::: Data supplied
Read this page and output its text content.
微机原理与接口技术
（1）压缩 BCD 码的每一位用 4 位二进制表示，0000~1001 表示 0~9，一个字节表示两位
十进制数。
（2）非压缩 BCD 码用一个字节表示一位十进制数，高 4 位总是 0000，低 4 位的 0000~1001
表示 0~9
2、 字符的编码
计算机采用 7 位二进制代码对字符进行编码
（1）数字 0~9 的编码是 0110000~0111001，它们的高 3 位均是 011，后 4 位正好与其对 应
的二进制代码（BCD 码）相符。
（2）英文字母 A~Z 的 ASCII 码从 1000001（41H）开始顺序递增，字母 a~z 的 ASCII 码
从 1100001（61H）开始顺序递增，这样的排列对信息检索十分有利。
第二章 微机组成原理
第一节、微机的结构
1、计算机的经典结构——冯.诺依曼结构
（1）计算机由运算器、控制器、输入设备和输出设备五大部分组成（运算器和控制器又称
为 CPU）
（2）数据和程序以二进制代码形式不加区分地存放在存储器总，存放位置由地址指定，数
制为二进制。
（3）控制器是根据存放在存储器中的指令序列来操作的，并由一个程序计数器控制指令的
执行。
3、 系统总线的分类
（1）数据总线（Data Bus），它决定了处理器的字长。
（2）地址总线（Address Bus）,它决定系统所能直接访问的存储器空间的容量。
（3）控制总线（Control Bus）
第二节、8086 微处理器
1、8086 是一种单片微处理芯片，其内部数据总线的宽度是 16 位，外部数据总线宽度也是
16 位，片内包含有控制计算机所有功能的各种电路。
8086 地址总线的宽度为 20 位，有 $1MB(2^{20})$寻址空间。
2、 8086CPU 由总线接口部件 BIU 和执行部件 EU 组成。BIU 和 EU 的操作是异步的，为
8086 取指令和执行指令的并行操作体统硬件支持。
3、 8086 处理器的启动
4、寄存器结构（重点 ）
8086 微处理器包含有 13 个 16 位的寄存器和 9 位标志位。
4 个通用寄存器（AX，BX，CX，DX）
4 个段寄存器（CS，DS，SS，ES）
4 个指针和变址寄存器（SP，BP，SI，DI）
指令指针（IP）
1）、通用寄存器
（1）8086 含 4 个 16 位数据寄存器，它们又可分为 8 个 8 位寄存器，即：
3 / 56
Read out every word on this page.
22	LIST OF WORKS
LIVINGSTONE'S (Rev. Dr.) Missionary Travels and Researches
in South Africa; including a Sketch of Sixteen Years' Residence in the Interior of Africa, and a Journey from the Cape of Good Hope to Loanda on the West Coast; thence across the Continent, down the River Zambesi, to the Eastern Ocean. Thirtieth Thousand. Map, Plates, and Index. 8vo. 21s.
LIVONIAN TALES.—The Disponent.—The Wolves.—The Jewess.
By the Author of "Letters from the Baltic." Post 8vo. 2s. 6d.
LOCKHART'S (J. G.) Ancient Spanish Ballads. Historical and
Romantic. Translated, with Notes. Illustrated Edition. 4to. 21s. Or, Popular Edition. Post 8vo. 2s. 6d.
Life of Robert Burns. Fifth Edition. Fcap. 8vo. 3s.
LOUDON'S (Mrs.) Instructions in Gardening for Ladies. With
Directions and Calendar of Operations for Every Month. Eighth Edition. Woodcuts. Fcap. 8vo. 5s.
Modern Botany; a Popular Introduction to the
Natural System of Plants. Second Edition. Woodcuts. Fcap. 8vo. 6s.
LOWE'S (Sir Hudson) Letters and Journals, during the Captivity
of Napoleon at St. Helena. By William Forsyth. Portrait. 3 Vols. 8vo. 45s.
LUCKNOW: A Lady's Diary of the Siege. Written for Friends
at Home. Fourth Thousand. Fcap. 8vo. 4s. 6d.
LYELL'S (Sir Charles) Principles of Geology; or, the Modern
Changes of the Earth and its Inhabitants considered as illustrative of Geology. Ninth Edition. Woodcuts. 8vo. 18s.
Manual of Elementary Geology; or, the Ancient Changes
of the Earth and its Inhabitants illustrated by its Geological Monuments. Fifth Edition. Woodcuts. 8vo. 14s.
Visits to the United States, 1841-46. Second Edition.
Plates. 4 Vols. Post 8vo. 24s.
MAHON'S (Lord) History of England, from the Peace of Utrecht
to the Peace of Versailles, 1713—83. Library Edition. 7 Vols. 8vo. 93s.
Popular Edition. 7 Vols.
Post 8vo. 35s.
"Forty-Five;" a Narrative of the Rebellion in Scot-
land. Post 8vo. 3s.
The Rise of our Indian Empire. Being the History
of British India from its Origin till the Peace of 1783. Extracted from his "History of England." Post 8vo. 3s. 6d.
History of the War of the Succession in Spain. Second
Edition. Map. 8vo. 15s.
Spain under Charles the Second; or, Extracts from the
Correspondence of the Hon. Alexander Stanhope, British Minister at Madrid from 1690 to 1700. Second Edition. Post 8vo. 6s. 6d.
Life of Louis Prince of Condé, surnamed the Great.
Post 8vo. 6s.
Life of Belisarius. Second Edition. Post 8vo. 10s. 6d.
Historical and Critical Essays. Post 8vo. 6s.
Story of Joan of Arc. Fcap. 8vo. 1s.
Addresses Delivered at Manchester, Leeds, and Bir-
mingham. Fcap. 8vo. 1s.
::::::
Do this – Give only the number of lines in the data that include the string "from".

Solution for this task – 6